Material for this exercise:
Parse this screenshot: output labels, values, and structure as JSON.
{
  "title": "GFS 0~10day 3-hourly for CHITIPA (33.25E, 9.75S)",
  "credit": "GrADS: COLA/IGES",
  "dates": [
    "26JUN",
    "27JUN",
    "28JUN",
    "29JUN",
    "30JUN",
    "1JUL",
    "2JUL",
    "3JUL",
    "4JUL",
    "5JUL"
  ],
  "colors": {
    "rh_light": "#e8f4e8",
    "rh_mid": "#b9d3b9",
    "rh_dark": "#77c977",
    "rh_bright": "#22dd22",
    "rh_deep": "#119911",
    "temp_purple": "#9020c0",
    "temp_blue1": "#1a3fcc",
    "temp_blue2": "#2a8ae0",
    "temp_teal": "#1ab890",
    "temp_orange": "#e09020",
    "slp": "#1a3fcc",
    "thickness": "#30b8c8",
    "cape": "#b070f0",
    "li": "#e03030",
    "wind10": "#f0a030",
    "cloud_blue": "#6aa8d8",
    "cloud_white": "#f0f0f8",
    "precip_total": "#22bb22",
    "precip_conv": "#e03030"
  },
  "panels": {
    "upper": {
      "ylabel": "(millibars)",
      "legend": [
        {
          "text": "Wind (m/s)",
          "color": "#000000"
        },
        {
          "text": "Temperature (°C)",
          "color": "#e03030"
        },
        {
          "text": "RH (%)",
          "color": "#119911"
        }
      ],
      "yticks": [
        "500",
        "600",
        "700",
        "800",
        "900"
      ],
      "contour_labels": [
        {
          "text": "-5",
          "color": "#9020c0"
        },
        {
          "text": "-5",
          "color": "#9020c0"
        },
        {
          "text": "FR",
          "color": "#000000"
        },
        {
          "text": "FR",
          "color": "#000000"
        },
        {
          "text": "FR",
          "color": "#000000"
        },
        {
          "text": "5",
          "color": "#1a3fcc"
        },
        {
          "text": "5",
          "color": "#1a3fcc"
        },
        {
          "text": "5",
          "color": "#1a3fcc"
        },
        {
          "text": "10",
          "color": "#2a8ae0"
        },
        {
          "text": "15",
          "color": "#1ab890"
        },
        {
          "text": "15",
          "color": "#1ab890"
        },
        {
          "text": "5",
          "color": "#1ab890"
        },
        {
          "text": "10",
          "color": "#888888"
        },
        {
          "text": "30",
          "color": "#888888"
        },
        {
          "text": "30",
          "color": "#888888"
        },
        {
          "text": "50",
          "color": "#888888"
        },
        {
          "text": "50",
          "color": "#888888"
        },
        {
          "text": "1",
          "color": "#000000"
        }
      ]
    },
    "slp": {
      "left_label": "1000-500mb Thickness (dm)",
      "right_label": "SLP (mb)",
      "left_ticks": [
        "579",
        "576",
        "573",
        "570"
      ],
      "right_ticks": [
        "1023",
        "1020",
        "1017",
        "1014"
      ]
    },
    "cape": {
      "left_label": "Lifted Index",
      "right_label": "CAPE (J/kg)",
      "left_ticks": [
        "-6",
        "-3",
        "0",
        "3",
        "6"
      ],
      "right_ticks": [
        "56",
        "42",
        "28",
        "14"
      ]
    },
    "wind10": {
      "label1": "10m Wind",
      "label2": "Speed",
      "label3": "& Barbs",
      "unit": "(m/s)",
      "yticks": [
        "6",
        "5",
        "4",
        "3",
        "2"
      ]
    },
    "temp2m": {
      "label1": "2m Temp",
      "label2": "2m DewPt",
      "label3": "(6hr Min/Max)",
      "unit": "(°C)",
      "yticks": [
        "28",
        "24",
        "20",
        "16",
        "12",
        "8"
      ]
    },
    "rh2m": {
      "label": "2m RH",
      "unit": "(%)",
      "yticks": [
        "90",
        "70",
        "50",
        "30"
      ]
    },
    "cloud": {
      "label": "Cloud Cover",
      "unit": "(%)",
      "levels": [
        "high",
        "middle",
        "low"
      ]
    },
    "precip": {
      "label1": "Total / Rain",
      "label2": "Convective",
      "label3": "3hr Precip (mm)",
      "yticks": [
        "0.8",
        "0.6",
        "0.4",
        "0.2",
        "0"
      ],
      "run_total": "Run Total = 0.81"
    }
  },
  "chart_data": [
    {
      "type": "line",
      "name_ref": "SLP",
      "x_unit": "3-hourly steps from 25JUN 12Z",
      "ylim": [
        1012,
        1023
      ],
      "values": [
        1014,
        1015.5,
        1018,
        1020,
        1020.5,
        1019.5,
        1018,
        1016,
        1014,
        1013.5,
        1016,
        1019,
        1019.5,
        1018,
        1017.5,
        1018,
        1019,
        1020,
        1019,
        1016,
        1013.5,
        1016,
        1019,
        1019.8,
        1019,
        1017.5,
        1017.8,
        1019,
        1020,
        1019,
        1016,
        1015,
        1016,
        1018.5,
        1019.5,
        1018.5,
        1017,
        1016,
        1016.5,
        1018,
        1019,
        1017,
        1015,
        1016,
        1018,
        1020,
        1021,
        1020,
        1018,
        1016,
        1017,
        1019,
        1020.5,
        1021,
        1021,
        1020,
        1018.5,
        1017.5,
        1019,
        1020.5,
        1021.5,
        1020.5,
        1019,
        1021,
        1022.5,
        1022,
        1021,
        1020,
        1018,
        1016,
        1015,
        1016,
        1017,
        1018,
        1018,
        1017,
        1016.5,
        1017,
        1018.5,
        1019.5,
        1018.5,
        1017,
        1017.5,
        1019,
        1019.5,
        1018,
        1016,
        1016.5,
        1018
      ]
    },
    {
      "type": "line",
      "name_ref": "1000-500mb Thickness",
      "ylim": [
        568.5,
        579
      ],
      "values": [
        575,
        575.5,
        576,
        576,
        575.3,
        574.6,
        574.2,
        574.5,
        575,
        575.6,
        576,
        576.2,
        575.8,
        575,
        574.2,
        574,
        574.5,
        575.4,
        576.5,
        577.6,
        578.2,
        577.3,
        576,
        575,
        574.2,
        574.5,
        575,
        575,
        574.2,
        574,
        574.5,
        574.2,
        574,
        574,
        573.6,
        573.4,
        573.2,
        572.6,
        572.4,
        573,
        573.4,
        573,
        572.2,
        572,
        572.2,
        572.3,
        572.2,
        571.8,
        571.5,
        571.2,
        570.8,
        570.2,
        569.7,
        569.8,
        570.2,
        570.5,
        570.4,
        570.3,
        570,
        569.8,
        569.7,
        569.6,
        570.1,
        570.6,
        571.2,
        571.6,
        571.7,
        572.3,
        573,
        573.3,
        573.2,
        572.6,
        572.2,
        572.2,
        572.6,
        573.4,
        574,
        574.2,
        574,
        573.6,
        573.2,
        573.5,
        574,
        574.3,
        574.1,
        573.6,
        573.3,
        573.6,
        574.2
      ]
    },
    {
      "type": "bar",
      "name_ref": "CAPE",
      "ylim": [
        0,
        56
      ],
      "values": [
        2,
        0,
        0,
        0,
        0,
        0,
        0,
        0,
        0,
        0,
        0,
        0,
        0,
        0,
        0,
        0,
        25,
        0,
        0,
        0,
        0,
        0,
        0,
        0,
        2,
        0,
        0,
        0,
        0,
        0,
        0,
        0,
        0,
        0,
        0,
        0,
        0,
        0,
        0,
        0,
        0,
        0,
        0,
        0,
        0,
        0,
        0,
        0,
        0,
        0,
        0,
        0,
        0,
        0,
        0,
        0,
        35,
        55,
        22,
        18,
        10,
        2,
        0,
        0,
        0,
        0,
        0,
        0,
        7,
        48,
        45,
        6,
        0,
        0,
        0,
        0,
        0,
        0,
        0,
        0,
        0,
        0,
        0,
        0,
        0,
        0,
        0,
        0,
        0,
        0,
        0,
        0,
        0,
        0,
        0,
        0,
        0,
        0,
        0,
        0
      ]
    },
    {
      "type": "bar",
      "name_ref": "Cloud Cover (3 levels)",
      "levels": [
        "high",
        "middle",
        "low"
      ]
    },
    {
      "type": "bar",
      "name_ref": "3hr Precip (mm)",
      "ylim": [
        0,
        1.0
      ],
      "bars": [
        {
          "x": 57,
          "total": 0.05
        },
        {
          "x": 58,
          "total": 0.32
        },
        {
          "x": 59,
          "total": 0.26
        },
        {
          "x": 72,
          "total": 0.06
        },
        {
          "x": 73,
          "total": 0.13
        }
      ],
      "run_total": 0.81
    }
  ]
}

What is required:
Identify each line in the records above containing the word "Cover"; copy those lines.

Written reply:
      "label": "Cloud Cover",
      "name_ref": "Cloud Cover (3 levels)",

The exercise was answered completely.